**Challenge:** Write out each line word for word. Drop pictures.

**Listing:**
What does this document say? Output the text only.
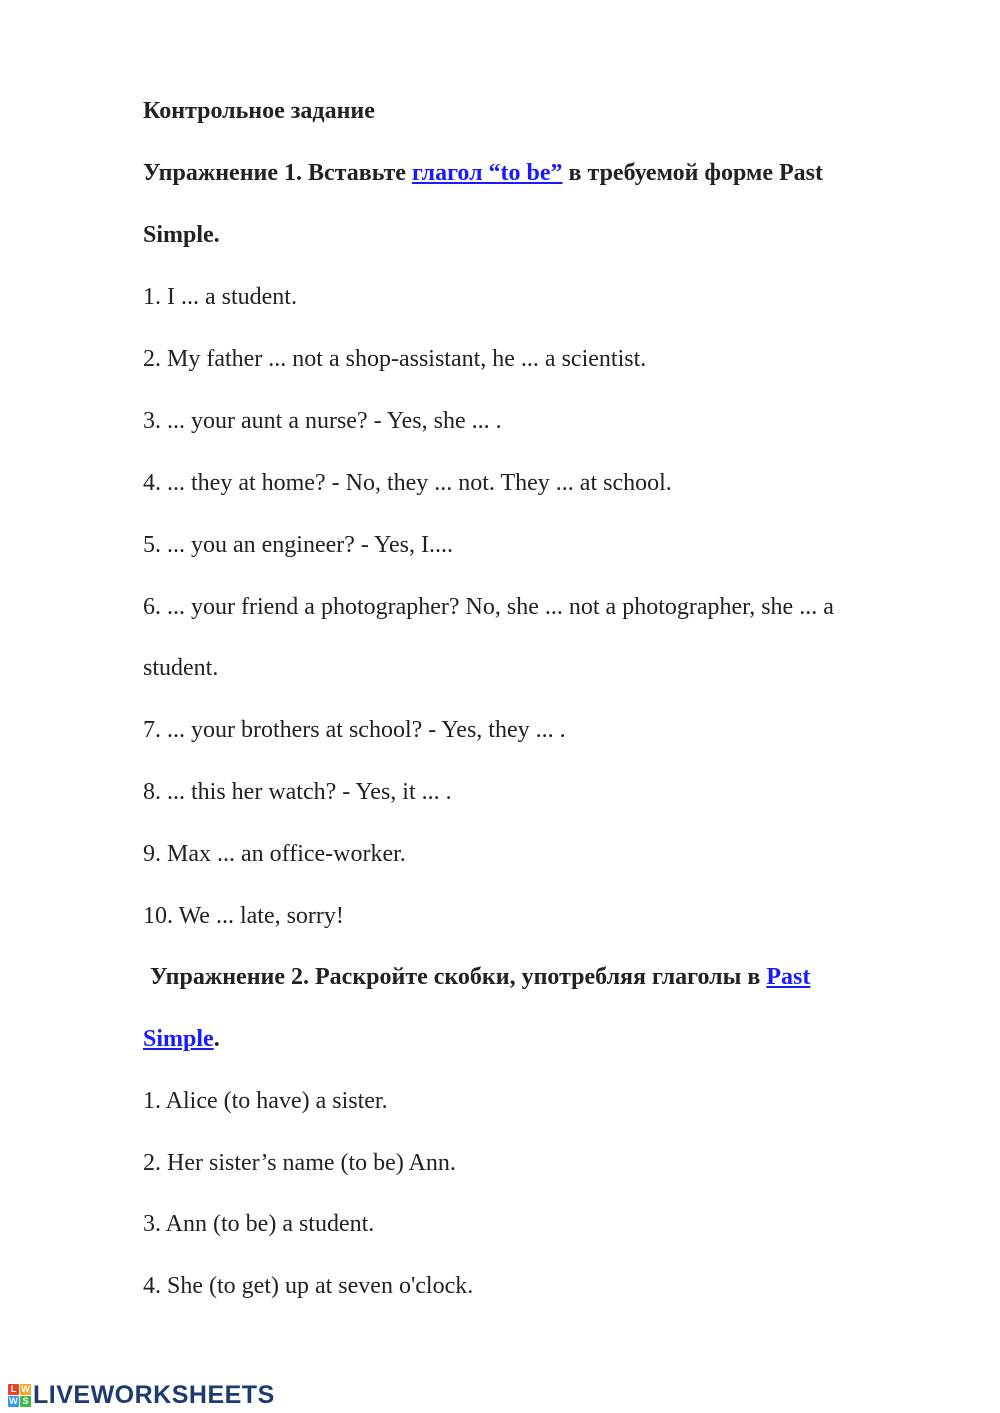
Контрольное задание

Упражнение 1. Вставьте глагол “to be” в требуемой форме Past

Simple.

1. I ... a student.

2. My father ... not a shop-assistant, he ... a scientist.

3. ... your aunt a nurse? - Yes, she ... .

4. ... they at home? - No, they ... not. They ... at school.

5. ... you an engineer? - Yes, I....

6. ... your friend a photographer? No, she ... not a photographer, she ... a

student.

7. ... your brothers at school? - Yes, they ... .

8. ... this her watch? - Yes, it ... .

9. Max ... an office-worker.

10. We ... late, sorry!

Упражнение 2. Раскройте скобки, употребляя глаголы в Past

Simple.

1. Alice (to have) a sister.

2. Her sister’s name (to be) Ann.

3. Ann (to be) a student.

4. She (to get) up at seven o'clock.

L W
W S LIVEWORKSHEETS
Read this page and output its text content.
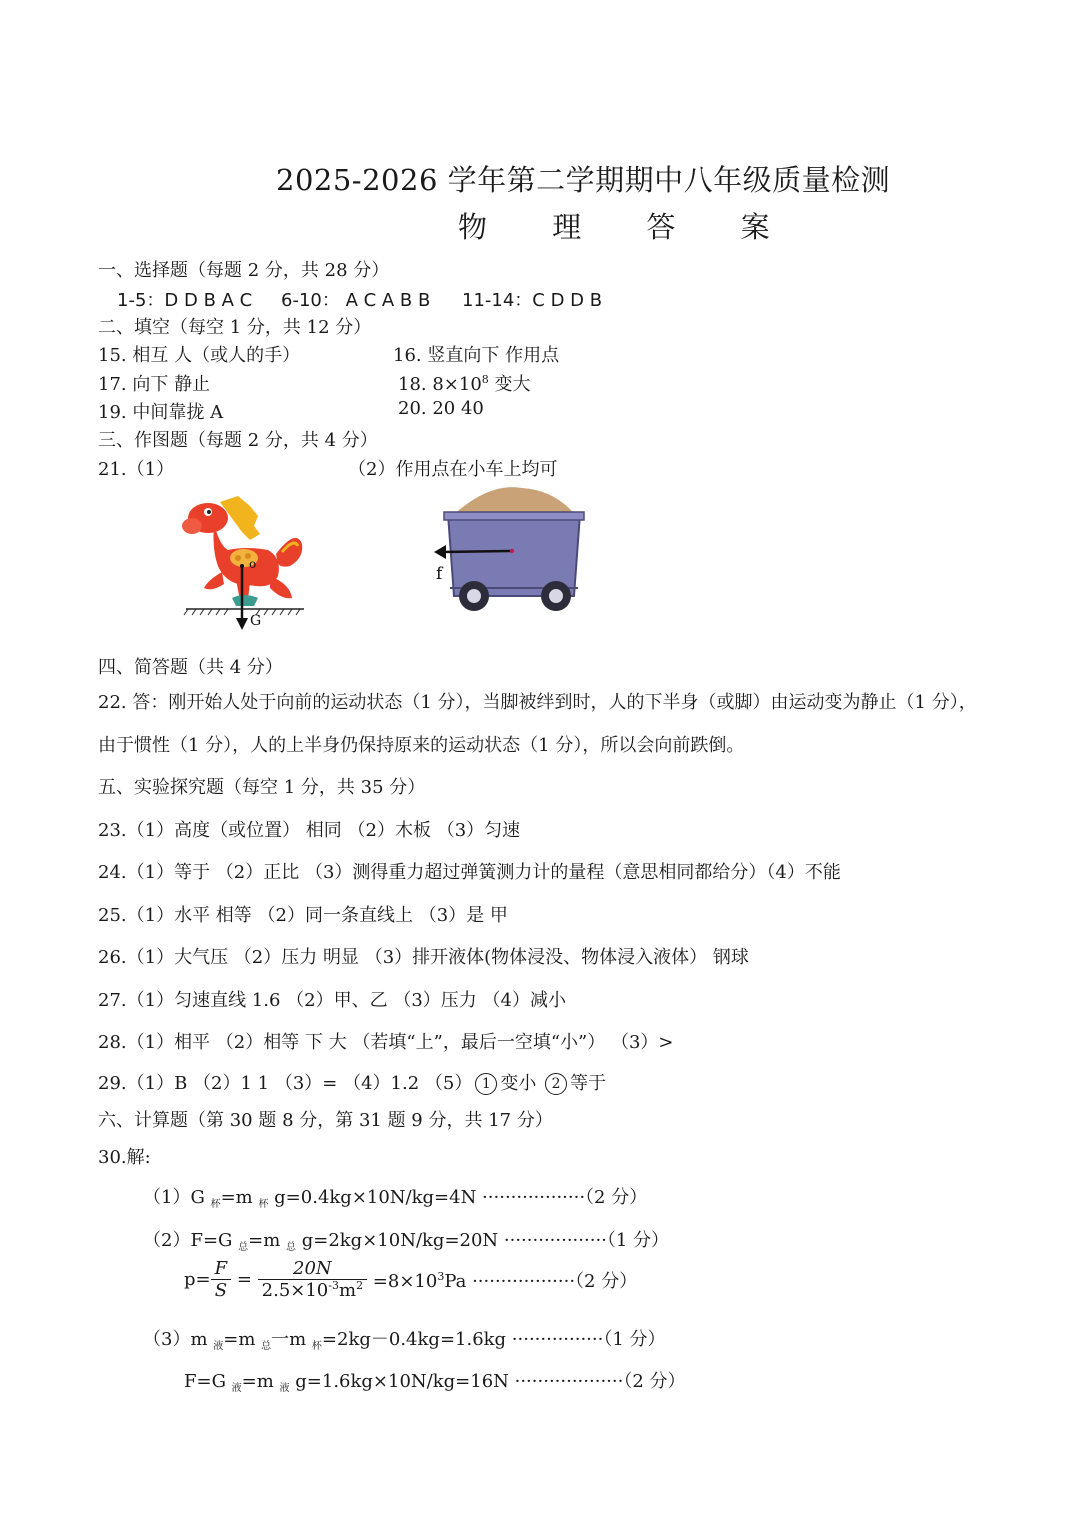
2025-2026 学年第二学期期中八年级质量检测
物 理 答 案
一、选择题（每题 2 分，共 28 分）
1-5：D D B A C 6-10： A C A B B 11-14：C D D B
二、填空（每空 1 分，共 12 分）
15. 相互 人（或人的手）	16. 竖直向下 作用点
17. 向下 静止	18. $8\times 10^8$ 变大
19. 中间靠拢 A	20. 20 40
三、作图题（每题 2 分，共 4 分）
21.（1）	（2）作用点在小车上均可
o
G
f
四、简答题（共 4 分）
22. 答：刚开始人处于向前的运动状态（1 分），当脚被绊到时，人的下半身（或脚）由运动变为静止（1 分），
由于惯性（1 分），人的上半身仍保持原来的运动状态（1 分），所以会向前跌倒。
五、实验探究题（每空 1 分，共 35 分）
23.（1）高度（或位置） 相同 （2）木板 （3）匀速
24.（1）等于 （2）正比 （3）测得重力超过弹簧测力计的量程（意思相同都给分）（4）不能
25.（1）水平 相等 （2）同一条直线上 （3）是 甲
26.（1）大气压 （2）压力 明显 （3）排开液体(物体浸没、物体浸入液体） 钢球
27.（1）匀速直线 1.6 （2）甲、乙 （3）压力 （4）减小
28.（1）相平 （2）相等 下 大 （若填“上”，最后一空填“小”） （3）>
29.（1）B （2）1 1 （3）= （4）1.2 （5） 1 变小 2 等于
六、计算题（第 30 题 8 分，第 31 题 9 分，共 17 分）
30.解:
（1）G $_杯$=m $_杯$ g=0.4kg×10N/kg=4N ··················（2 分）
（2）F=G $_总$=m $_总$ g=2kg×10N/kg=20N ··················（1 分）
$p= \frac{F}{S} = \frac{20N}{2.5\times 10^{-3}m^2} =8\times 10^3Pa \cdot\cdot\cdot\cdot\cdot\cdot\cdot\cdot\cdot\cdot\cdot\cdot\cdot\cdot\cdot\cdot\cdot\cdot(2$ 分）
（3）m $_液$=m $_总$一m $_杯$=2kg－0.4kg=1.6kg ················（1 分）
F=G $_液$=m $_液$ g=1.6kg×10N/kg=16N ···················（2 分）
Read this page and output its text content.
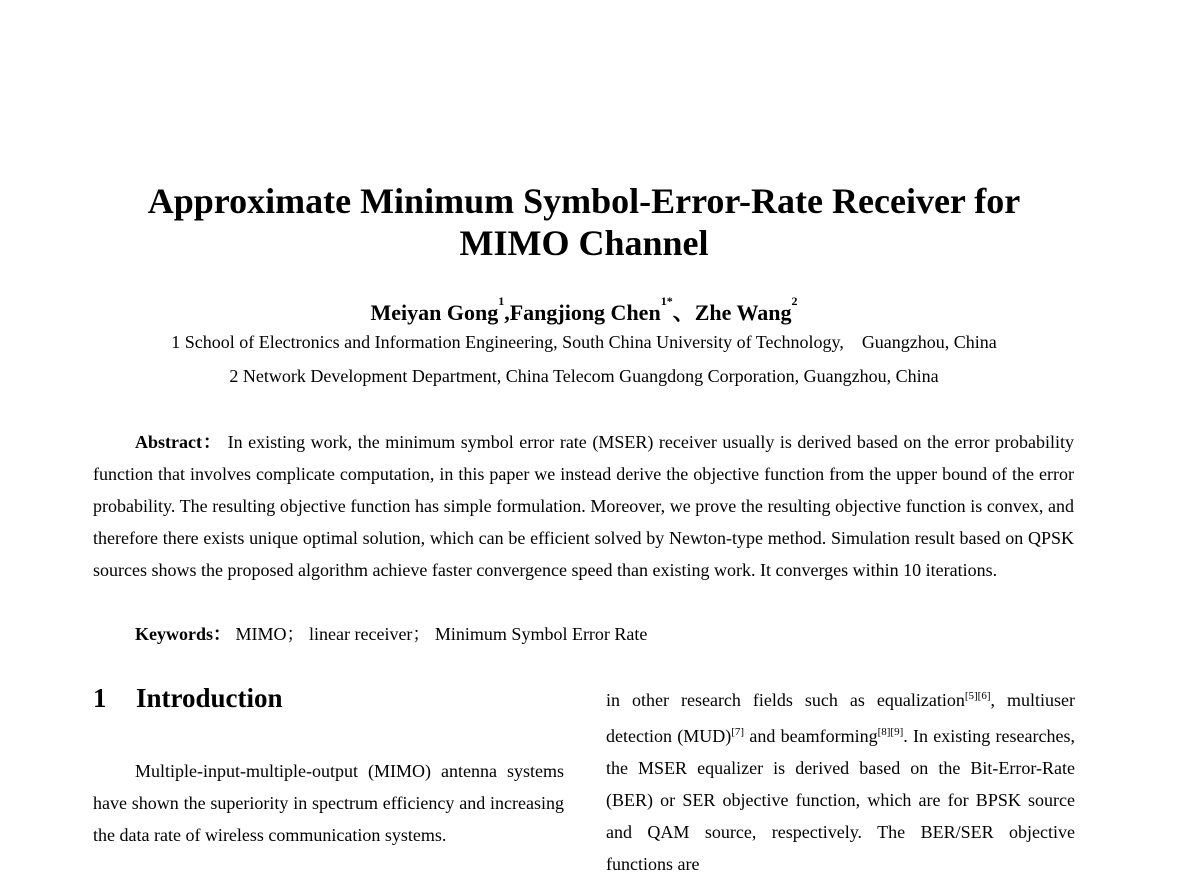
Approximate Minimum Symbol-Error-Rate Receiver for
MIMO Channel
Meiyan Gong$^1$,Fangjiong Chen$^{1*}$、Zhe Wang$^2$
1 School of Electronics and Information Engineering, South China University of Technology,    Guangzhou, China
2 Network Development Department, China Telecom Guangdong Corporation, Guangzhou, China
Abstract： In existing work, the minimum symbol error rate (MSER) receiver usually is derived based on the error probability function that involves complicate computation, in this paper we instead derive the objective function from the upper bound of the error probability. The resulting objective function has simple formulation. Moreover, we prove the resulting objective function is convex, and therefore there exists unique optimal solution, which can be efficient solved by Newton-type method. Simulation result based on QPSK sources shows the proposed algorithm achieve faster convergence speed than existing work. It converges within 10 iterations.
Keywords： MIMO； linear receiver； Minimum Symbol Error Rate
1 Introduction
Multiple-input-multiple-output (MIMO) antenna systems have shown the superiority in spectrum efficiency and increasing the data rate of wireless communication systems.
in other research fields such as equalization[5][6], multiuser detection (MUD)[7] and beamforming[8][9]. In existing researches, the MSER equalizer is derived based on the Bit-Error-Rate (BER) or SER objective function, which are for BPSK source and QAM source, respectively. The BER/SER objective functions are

**Output of the task:**
What does this document say? Output the text only.
Контрольное задание

Упражнение 1. Вставьте глагол “to be” в требуемой форме Past

Simple.

1. I ... a student.

2. My father ... not a shop-assistant, he ... a scientist.

3. ... your aunt a nurse? - Yes, she ... .

4. ... they at home? - No, they ... not. They ... at school.

5. ... you an engineer? - Yes, I....

6. ... your friend a photographer? No, she ... not a photographer, she ... a

student.

7. ... your brothers at school? - Yes, they ... .

8. ... this her watch? - Yes, it ... .

9. Max ... an office-worker.

10. We ... late, sorry!

Упражнение 2. Раскройте скобки, употребляя глаголы в Past

Simple.

1. Alice (to have) a sister.

2. Her sister’s name (to be) Ann.

3. Ann (to be) a student.

4. She (to get) up at seven o'clock.

L W
W S LIVEWORKSHEETS
Read this page and output its text content.
2025-2026 学年第二学期期中八年级质量检测
物 理 答 案
一、选择题（每题 2 分，共 28 分）
1-5：D D B A C 6-10： A C A B B 11-14：C D D B
二、填空（每空 1 分，共 12 分）
15. 相互 人（或人的手）	16. 竖直向下 作用点
17. 向下 静止	18. $8\times 10^8$ 变大
19. 中间靠拢 A	20. 20 40
三、作图题（每题 2 分，共 4 分）
21.（1）	（2）作用点在小车上均可
o
G
f
四、简答题（共 4 分）
22. 答：刚开始人处于向前的运动状态（1 分），当脚被绊到时，人的下半身（或脚）由运动变为静止（1 分），
由于惯性（1 分），人的上半身仍保持原来的运动状态（1 分），所以会向前跌倒。
五、实验探究题（每空 1 分，共 35 分）
23.（1）高度（或位置） 相同 （2）木板 （3）匀速
24.（1）等于 （2）正比 （3）测得重力超过弹簧测力计的量程（意思相同都给分）（4）不能
25.（1）水平 相等 （2）同一条直线上 （3）是 甲
26.（1）大气压 （2）压力 明显 （3）排开液体(物体浸没、物体浸入液体） 钢球
27.（1）匀速直线 1.6 （2）甲、乙 （3）压力 （4）减小
28.（1）相平 （2）相等 下 大 （若填“上”，最后一空填“小”） （3）>
29.（1）B （2）1 1 （3）= （4）1.2 （5） 1 变小 2 等于
六、计算题（第 30 题 8 分，第 31 题 9 分，共 17 分）
30.解:
（1）G $_杯$=m $_杯$ g=0.4kg×10N/kg=4N ··················（2 分）
（2）F=G $_总$=m $_总$ g=2kg×10N/kg=20N ··················（1 分）
$p= \frac{F}{S} = \frac{20N}{2.5\times 10^{-3}m^2} =8\times 10^3Pa \cdot\cdot\cdot\cdot\cdot\cdot\cdot\cdot\cdot\cdot\cdot\cdot\cdot\cdot\cdot\cdot\cdot\cdot(2$ 分）
（3）m $_液$=m $_总$一m $_杯$=2kg－0.4kg=1.6kg ················（1 分）
F=G $_液$=m $_液$ g=1.6kg×10N/kg=16N ···················（2 分）
Read this page and output its text content.
Approximate Minimum Symbol-Error-Rate Receiver for
MIMO Channel
Meiyan Gong$^1$,Fangjiong Chen$^{1*}$、Zhe Wang$^2$
1 School of Electronics and Information Engineering, South China University of Technology,    Guangzhou, China
2 Network Development Department, China Telecom Guangdong Corporation, Guangzhou, China
Abstract： In existing work, the minimum symbol error rate (MSER) receiver usually is derived based on the error probability function that involves complicate computation, in this paper we instead derive the objective function from the upper bound of the error probability. The resulting objective function has simple formulation. Moreover, we prove the resulting objective function is convex, and therefore there exists unique optimal solution, which can be efficient solved by Newton-type method. Simulation result based on QPSK sources shows the proposed algorithm achieve faster convergence speed than existing work. It converges within 10 iterations.
Keywords： MIMO； linear receiver； Minimum Symbol Error Rate
1 Introduction
Multiple-input-multiple-output (MIMO) antenna systems have shown the superiority in spectrum efficiency and increasing the data rate of wireless communication systems.
in other research fields such as equalization[5][6], multiuser detection (MUD)[7] and beamforming[8][9]. In existing researches, the MSER equalizer is derived based on the Bit-Error-Rate (BER) or SER objective function, which are for BPSK source and QAM source, respectively. The BER/SER objective functions are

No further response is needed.